Short problem: From the entries below, tally how many lines contain "paláce" and report only that figure.

***

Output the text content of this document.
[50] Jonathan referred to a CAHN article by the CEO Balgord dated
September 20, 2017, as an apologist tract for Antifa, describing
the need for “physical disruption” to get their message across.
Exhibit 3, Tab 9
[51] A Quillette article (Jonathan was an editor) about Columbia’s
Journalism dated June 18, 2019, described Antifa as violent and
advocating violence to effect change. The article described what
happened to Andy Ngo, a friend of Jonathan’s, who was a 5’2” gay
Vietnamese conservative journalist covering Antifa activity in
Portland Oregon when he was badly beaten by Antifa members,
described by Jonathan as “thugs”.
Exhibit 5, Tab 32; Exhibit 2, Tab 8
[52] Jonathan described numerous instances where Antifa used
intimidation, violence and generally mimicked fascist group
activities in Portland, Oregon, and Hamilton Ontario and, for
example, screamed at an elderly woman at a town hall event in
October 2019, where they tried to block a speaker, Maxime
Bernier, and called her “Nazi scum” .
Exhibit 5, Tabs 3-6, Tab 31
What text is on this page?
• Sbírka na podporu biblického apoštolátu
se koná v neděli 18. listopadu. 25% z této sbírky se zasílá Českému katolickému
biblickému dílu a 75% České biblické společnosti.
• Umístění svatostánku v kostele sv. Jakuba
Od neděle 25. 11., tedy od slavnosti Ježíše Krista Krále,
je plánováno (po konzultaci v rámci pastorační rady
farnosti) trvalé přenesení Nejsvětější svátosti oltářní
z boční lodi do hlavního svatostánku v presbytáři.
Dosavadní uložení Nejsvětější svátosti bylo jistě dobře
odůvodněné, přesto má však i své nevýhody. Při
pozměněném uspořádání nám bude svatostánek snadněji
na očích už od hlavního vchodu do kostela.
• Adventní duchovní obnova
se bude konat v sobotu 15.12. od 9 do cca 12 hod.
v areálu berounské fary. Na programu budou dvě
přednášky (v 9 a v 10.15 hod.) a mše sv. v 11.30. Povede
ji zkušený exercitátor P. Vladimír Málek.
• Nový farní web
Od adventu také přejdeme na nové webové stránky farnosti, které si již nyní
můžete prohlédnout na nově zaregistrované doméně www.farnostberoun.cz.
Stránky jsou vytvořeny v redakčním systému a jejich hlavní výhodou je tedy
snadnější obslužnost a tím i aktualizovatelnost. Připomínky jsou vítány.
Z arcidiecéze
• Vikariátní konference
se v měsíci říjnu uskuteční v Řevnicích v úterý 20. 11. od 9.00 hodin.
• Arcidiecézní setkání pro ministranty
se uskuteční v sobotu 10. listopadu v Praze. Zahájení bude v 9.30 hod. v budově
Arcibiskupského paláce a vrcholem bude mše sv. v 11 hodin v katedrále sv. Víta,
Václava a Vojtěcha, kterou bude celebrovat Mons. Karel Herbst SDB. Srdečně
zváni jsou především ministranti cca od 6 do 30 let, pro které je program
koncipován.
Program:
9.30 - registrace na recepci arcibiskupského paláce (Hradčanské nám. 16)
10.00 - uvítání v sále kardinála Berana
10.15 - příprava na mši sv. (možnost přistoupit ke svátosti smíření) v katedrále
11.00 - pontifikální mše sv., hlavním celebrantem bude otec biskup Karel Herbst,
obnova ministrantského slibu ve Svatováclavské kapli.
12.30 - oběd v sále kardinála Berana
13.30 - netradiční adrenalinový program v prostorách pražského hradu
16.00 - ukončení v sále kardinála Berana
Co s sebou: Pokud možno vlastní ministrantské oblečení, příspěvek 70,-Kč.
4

***

The output: 2